(Figure record extracts)

▽

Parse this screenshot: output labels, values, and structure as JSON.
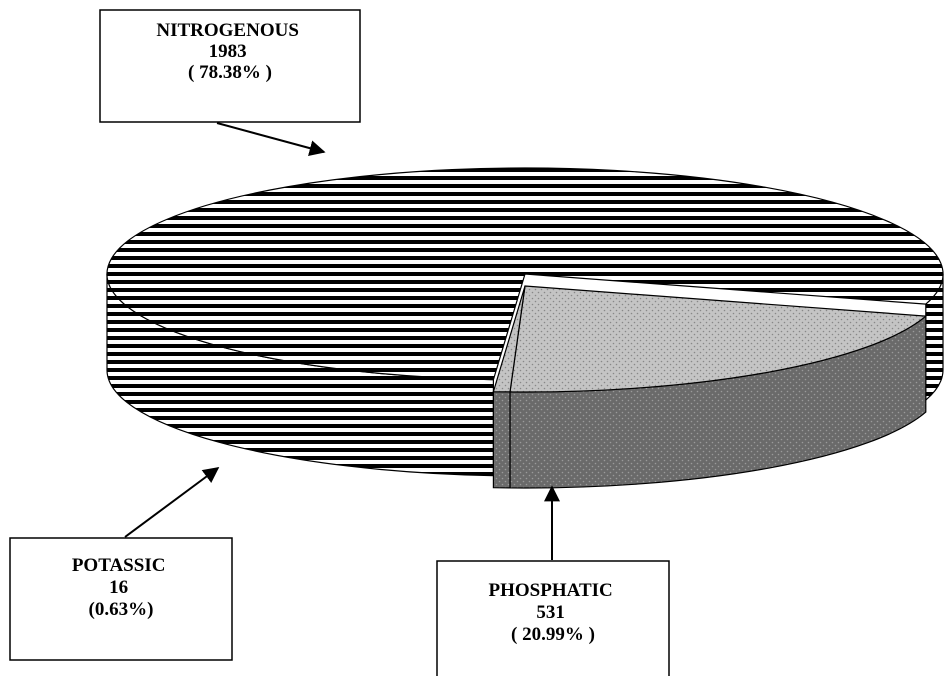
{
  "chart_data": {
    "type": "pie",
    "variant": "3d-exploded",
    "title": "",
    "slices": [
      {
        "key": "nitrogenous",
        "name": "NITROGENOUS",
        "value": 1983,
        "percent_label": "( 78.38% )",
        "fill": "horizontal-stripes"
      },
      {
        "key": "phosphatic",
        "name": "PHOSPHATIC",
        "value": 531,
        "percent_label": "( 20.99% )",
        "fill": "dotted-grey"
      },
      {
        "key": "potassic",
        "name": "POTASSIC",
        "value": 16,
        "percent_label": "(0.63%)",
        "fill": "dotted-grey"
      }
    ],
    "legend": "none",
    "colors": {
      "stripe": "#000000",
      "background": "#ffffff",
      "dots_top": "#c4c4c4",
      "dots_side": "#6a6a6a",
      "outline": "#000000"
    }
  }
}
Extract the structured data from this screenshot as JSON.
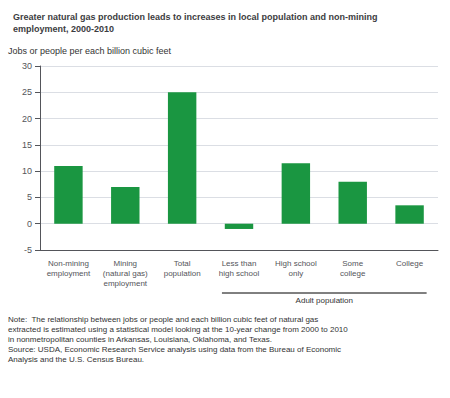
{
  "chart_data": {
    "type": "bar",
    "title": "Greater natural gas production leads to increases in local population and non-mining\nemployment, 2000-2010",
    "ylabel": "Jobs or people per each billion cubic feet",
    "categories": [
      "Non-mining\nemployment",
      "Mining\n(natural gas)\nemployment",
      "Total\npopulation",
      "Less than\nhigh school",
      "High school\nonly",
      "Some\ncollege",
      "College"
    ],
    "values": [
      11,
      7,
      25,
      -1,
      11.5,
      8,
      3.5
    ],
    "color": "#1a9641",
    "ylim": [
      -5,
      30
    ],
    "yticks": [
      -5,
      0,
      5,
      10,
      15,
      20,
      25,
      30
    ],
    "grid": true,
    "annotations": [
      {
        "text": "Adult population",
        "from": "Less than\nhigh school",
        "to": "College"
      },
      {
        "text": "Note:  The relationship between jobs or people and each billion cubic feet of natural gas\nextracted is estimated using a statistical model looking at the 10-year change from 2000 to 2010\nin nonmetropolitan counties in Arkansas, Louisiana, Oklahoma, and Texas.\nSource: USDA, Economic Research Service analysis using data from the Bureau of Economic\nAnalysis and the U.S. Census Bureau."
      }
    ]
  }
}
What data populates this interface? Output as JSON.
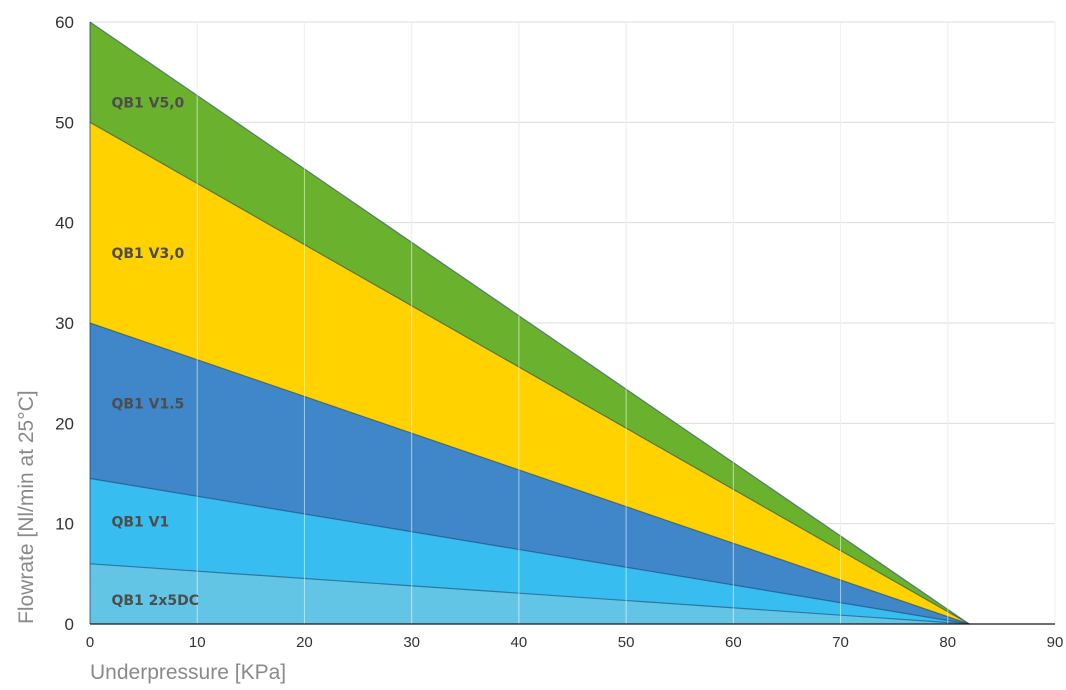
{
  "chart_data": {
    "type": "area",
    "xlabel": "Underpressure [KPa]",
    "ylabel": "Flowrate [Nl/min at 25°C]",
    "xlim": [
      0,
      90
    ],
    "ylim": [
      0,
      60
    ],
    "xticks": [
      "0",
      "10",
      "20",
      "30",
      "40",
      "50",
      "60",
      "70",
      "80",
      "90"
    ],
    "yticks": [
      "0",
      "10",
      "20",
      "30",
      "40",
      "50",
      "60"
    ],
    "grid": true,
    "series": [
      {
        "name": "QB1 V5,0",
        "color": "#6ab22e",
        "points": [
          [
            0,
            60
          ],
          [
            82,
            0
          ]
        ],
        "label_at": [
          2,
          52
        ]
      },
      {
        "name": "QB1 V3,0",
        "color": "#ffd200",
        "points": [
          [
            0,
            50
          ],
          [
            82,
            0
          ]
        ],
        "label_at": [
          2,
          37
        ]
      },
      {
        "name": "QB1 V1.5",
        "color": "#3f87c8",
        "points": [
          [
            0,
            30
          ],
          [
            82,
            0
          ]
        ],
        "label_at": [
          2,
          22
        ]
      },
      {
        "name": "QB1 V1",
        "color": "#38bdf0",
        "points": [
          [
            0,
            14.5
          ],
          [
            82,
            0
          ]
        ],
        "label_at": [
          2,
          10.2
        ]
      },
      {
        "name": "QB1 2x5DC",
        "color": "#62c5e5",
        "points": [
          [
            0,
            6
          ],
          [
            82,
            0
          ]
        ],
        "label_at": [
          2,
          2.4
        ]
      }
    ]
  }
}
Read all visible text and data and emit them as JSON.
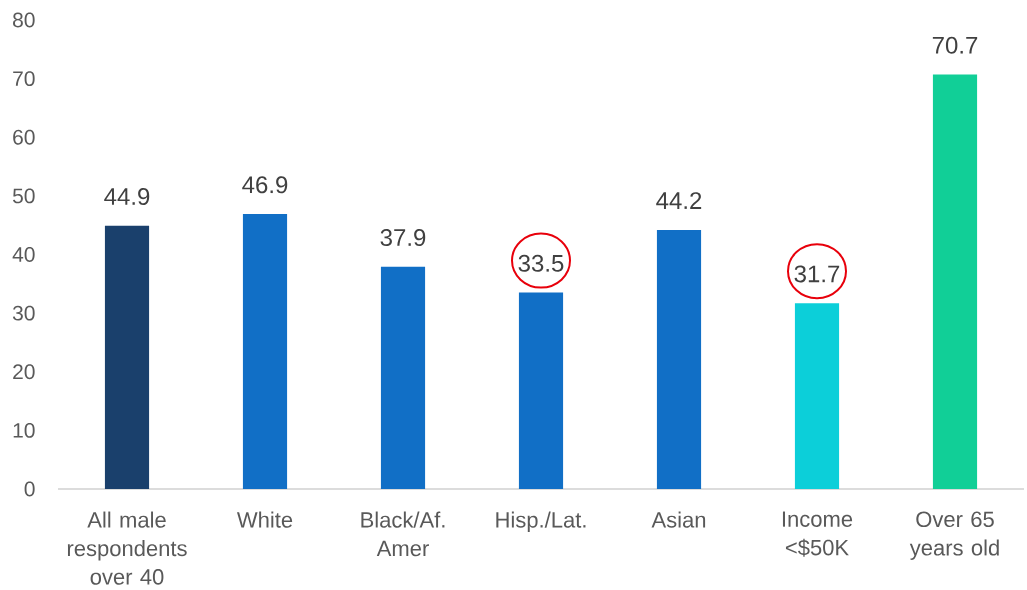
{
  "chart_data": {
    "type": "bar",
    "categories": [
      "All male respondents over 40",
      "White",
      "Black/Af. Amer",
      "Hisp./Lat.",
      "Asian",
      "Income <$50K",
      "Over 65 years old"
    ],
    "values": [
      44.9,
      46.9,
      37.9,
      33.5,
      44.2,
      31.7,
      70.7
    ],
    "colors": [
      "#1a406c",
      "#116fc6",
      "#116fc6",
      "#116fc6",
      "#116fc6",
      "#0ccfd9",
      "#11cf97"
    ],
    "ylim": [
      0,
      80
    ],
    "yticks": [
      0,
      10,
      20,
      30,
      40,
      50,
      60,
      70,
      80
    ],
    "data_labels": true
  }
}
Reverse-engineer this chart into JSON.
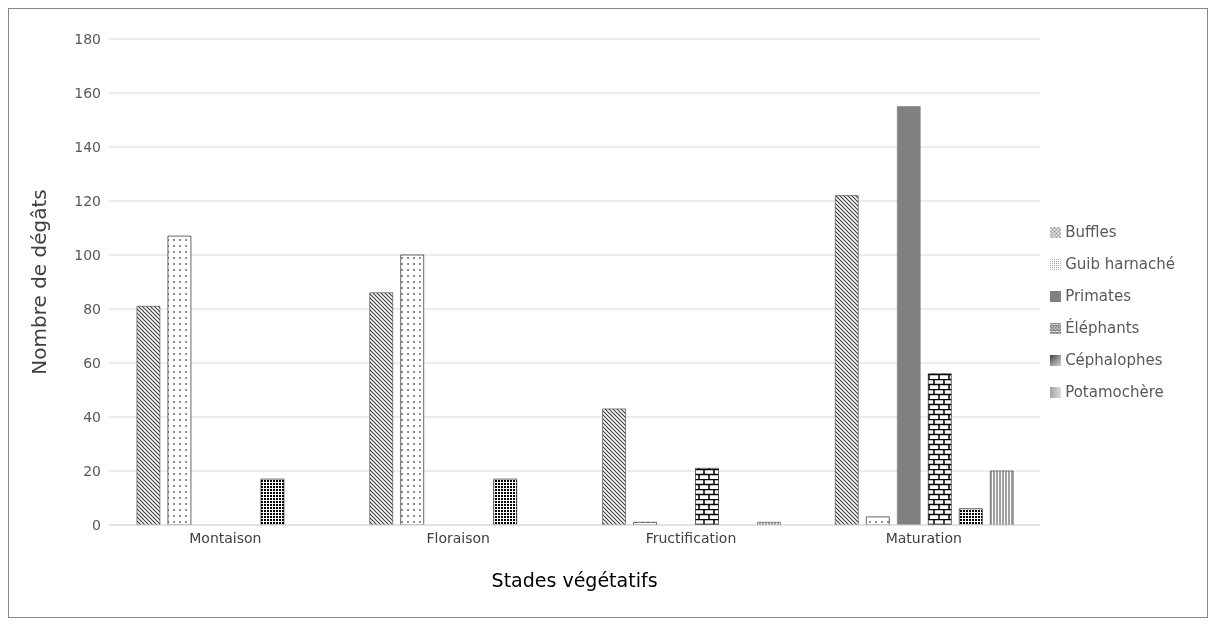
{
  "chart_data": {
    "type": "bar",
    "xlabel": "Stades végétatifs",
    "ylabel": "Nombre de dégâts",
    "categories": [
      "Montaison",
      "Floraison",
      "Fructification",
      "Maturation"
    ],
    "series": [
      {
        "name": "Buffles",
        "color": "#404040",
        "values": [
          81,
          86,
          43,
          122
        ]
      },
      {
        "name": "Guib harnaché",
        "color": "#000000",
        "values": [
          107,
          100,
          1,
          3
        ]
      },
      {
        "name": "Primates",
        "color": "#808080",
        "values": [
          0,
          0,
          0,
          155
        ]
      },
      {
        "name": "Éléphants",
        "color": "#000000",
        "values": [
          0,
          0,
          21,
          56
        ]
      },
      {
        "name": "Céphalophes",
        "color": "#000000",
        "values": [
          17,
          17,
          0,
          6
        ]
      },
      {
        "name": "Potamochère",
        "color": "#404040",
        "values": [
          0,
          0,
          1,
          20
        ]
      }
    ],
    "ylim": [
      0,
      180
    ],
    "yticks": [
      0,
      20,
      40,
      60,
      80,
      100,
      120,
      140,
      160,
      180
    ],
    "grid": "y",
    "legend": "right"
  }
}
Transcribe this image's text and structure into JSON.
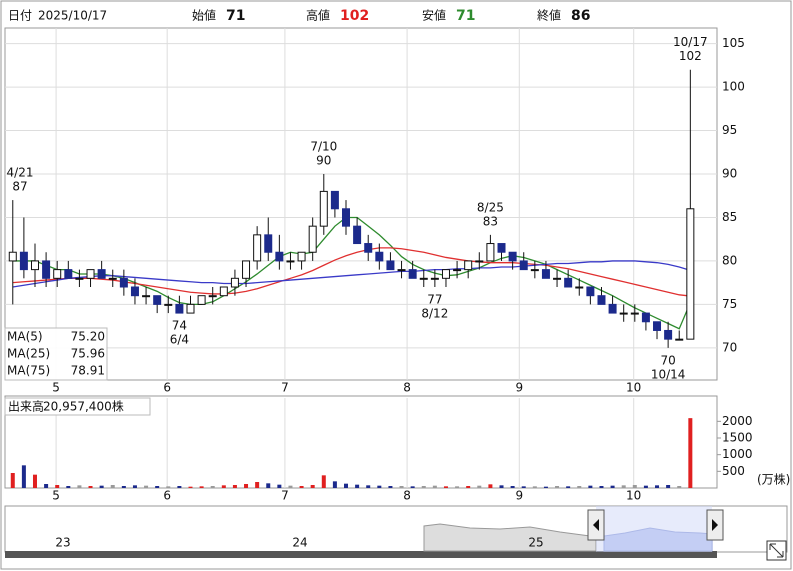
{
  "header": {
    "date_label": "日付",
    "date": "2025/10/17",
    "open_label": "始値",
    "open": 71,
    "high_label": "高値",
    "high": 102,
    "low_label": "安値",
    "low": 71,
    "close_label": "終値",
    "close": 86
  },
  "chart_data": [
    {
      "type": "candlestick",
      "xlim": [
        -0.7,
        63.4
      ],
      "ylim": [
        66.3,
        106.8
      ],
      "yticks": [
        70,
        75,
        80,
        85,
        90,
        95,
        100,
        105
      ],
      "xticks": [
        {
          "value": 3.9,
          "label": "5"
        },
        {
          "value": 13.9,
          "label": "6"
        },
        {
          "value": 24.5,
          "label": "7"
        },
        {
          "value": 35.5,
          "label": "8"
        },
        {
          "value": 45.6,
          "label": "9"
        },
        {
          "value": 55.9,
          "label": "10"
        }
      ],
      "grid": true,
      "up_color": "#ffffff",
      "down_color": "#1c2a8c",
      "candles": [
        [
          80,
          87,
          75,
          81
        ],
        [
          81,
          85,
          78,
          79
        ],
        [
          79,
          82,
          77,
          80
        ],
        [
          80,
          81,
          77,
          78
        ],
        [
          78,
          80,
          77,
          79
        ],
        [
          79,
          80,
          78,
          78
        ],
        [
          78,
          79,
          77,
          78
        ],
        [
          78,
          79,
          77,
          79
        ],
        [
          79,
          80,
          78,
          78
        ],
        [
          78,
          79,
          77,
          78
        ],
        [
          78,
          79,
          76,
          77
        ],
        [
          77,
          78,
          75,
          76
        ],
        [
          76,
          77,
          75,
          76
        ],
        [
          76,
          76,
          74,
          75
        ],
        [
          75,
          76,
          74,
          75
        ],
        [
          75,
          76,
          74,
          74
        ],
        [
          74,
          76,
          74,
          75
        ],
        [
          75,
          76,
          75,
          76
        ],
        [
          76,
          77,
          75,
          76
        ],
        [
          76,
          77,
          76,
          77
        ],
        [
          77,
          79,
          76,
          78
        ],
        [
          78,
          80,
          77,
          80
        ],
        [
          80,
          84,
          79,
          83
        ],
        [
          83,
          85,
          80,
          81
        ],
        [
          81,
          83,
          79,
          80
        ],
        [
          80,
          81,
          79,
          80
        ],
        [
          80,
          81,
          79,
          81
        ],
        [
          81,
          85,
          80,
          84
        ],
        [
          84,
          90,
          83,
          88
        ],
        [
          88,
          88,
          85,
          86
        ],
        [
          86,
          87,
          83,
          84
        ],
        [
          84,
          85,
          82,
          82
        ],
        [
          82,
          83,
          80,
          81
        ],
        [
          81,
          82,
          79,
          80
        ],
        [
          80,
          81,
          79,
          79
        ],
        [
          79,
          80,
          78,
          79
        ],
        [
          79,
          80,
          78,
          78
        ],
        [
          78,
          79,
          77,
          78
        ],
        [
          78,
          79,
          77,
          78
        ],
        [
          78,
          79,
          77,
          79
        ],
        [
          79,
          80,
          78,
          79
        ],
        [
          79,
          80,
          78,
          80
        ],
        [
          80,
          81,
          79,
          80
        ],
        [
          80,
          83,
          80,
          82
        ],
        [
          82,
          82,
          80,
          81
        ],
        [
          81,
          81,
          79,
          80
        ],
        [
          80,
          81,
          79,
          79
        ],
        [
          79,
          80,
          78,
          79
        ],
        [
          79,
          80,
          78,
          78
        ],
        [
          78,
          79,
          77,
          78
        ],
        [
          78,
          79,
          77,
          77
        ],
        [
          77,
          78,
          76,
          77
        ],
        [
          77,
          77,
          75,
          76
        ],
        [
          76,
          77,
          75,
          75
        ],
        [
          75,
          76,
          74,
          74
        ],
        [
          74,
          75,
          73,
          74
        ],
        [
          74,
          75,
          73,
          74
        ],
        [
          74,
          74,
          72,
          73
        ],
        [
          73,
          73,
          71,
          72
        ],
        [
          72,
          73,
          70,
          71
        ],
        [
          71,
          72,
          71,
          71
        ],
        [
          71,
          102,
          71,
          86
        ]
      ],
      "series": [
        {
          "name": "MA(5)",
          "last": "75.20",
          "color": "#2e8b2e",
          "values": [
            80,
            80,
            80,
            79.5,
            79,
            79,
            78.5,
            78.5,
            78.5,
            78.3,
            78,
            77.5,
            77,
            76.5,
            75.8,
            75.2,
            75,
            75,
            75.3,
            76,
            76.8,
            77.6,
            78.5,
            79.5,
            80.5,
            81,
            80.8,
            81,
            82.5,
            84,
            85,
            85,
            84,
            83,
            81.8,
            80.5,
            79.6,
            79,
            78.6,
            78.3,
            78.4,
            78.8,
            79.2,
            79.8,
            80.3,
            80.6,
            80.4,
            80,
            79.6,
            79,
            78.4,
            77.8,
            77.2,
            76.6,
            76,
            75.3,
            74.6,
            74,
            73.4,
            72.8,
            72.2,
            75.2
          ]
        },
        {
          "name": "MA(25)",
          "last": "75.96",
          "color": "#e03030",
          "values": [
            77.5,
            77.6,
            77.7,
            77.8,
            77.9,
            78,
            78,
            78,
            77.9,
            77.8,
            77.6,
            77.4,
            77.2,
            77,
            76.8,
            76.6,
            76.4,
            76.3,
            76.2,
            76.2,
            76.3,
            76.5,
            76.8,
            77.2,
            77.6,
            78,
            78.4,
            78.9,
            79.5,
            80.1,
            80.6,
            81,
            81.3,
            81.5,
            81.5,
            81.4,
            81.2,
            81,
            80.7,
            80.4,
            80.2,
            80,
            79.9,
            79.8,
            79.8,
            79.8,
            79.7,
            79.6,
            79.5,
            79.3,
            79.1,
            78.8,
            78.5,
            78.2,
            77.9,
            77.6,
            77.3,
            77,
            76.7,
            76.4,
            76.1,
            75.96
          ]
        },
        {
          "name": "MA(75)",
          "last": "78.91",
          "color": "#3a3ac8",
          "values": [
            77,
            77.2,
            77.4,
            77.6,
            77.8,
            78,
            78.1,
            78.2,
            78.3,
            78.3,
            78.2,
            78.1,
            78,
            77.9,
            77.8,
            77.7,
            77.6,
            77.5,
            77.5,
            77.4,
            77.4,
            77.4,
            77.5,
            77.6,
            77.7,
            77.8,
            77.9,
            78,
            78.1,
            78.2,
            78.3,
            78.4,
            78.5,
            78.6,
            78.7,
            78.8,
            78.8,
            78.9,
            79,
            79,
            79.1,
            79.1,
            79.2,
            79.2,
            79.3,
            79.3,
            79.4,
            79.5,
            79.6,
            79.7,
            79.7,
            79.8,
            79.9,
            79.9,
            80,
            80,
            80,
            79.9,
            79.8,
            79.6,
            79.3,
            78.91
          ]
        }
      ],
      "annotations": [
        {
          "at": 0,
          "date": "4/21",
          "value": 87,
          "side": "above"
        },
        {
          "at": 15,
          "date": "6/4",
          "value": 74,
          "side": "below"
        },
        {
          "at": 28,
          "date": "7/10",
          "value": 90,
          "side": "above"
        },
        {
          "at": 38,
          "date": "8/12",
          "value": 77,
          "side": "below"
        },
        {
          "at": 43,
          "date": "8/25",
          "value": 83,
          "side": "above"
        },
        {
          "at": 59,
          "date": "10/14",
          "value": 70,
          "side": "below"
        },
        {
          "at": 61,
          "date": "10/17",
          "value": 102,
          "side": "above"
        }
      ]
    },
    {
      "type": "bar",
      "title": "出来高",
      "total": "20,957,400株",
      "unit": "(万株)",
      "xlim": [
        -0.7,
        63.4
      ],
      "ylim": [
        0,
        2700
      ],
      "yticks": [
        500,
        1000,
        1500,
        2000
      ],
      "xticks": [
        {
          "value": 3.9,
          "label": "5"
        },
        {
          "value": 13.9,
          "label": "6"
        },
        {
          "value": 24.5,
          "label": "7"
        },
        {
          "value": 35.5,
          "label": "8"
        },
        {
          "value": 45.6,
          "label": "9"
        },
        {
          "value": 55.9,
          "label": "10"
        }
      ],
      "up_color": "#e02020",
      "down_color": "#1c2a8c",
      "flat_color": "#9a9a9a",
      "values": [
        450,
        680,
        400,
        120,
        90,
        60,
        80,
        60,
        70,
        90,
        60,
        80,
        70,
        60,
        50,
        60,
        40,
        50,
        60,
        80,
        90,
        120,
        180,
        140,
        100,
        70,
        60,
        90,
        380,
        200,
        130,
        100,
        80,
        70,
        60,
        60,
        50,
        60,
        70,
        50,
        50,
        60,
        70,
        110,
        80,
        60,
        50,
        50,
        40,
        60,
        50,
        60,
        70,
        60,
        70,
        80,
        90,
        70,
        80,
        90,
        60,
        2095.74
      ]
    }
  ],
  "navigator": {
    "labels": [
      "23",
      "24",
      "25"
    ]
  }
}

△

> **PROBLEM TO SOLVE**
List all lines holding the string "title".

> **THE SOLUTION**
    "title": "",
    "title": "Greater natural gas production leads to increases in local population and non-mining\nemployment, 2000-2010",
      "title": "出来高",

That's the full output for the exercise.